EXERCISE
Extract all lines containing "gian".

DATASET RECORDS
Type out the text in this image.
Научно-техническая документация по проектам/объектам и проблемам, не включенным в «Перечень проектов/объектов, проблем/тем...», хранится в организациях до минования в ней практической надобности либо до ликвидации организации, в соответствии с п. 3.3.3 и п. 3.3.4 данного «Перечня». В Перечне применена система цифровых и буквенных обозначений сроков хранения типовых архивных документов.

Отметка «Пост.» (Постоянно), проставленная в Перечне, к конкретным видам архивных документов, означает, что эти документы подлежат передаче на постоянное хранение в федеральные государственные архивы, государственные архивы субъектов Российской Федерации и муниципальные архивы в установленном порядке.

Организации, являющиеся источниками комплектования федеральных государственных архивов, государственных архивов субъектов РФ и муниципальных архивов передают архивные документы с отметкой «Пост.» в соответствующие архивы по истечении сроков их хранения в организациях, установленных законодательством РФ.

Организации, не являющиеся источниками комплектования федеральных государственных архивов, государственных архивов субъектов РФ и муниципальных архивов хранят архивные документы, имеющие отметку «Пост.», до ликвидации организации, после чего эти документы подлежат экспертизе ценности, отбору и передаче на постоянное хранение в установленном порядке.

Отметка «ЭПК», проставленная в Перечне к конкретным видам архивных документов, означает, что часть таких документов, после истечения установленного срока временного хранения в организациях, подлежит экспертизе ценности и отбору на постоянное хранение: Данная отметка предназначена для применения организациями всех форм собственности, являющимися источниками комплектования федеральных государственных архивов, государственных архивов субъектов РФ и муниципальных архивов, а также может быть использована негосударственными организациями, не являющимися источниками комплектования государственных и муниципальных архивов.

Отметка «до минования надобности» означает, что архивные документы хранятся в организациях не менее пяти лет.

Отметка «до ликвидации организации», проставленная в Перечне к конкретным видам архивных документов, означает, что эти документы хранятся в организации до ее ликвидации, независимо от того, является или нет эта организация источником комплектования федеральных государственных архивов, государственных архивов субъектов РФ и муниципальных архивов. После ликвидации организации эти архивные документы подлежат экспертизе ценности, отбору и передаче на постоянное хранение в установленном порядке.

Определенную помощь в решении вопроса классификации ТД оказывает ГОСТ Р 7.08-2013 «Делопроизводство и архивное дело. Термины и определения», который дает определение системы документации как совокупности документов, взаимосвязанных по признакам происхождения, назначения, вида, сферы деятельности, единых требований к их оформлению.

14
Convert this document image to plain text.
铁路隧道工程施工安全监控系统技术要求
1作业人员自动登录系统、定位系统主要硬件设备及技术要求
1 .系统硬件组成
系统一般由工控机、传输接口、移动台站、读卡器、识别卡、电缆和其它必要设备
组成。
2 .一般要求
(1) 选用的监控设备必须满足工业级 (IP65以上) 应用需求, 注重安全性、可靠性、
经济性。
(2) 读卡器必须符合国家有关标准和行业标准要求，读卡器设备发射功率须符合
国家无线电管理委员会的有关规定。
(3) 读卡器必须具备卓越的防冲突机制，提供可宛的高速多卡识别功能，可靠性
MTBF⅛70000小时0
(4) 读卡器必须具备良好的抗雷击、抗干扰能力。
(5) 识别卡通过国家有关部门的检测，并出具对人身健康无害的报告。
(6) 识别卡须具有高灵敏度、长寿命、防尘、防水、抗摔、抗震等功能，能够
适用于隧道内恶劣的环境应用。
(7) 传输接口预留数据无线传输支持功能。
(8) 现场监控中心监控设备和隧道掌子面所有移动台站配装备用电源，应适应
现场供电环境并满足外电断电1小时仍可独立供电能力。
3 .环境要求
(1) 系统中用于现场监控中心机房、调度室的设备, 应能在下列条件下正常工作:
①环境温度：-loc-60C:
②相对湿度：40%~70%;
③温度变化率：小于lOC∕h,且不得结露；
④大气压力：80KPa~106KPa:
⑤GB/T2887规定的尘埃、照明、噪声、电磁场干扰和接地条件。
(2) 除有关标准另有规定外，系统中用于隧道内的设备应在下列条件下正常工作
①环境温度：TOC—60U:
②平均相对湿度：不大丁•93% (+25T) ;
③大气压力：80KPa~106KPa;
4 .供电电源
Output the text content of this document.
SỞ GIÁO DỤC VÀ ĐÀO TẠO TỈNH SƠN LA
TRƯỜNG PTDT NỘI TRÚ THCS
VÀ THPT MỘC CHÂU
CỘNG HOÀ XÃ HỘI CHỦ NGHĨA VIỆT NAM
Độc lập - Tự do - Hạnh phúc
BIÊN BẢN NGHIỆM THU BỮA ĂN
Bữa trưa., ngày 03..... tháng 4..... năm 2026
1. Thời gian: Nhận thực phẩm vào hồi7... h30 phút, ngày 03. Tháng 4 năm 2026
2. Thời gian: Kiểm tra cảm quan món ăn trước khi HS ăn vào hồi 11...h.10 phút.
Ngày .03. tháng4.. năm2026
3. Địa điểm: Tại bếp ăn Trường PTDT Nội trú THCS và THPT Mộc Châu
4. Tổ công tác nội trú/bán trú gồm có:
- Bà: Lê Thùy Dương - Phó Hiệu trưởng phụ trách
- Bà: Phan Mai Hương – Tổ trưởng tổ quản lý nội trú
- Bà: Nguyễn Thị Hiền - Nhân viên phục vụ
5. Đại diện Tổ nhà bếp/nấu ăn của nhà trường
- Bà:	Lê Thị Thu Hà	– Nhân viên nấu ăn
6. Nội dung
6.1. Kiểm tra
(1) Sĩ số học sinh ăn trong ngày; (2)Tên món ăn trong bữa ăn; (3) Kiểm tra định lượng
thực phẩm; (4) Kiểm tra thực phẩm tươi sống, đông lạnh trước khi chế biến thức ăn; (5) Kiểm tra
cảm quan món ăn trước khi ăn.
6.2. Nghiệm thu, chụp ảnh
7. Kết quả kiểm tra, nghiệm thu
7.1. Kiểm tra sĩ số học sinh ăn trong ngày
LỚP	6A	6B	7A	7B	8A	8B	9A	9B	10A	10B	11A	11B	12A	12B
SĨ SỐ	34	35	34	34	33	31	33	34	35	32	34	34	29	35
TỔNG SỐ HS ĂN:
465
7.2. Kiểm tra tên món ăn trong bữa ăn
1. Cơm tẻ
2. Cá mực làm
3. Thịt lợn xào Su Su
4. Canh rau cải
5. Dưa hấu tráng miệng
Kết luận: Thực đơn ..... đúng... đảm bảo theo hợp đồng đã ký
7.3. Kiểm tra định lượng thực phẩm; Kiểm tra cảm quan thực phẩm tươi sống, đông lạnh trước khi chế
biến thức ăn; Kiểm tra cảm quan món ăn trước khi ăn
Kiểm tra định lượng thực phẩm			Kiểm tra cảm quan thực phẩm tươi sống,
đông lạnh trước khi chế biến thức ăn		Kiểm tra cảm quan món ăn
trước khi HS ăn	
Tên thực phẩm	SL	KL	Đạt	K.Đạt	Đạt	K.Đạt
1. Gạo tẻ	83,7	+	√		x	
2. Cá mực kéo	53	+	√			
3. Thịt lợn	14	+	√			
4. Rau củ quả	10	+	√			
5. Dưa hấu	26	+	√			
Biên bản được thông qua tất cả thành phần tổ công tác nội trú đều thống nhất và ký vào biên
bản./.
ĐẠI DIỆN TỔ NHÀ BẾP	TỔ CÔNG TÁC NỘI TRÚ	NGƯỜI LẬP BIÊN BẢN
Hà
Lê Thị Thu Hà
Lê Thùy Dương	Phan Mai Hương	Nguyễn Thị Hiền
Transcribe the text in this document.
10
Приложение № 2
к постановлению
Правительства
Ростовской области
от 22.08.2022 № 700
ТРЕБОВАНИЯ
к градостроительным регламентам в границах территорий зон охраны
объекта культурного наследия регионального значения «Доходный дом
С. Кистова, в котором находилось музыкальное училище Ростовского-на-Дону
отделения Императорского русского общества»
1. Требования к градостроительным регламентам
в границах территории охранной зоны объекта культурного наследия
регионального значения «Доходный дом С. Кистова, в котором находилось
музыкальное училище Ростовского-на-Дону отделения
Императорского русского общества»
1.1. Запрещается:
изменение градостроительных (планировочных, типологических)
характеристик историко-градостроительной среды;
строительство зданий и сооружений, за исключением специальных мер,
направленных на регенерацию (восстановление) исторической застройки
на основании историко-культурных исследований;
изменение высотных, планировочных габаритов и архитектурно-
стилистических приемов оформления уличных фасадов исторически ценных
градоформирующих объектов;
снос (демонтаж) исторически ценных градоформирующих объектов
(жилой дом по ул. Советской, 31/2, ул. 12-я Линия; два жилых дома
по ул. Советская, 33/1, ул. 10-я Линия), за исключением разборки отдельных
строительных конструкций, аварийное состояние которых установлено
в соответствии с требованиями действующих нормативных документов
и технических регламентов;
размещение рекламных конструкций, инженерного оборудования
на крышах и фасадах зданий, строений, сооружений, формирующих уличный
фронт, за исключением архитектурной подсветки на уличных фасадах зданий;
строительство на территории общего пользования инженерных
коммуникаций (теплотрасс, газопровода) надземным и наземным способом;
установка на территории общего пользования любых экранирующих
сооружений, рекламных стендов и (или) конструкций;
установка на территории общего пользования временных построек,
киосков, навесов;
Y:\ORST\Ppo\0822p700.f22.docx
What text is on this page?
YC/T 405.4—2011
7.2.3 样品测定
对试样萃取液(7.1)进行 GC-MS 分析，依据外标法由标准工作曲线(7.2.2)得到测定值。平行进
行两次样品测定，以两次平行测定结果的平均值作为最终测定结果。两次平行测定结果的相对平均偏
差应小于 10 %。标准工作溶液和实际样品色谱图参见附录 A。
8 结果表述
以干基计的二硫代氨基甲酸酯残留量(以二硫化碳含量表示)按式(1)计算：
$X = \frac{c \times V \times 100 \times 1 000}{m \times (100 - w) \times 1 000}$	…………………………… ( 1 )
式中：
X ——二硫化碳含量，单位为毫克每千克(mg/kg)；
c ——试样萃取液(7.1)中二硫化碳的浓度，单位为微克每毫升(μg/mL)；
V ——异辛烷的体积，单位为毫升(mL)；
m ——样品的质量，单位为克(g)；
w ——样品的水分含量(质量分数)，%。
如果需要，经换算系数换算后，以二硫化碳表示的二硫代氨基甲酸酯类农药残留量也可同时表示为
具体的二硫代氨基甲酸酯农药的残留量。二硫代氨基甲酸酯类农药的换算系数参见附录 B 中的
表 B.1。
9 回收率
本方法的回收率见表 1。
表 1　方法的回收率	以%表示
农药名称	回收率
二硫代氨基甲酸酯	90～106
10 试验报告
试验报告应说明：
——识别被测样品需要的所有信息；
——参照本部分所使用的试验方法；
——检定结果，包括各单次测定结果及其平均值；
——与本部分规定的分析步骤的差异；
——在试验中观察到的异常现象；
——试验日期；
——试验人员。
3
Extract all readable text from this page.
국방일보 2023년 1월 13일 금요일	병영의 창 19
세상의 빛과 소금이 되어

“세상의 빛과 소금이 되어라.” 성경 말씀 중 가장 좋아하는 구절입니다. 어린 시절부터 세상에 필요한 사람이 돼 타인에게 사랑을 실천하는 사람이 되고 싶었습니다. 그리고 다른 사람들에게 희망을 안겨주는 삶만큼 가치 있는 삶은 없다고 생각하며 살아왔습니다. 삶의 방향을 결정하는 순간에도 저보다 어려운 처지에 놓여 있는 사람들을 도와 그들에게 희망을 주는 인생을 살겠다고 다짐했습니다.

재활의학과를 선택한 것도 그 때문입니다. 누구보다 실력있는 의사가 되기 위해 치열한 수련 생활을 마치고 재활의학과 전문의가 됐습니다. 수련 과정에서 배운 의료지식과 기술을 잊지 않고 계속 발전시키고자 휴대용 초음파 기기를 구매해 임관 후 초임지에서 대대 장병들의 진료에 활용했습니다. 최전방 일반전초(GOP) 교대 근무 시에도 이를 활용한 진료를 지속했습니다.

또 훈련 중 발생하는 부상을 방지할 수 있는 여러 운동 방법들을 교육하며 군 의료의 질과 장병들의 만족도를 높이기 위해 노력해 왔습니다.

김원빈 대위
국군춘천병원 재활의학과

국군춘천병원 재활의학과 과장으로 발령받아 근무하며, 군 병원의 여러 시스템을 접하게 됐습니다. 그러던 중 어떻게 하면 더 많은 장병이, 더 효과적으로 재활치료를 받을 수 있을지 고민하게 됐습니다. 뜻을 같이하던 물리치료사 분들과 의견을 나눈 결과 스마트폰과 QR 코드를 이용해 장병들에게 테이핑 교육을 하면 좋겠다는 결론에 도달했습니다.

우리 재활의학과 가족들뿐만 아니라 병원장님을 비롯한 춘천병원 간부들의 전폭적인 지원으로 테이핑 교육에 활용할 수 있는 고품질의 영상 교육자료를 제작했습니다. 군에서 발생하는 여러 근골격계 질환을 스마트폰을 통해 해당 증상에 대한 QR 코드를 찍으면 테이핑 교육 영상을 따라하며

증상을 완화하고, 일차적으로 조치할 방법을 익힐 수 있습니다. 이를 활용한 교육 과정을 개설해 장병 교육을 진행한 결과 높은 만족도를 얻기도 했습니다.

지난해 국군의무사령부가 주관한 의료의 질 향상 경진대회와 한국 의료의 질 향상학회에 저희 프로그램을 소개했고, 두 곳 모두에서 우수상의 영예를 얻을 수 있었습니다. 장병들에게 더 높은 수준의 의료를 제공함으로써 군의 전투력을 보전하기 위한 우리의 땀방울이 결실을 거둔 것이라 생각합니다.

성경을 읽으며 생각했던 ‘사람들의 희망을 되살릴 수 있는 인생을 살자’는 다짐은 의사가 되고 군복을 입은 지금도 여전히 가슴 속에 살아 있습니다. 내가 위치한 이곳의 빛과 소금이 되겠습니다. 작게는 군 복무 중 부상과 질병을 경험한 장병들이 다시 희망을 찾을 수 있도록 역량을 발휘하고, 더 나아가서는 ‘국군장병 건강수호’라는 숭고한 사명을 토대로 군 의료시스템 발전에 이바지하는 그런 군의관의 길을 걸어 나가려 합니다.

THE SOLUTION
1. Thời gian: Nhận thực phẩm vào hồi7... h30 phút, ngày 03. Tháng 4 năm 2026
2. Thời gian: Kiểm tra cảm quan món ăn trước khi HS ăn vào hồi 11...h.10 phút.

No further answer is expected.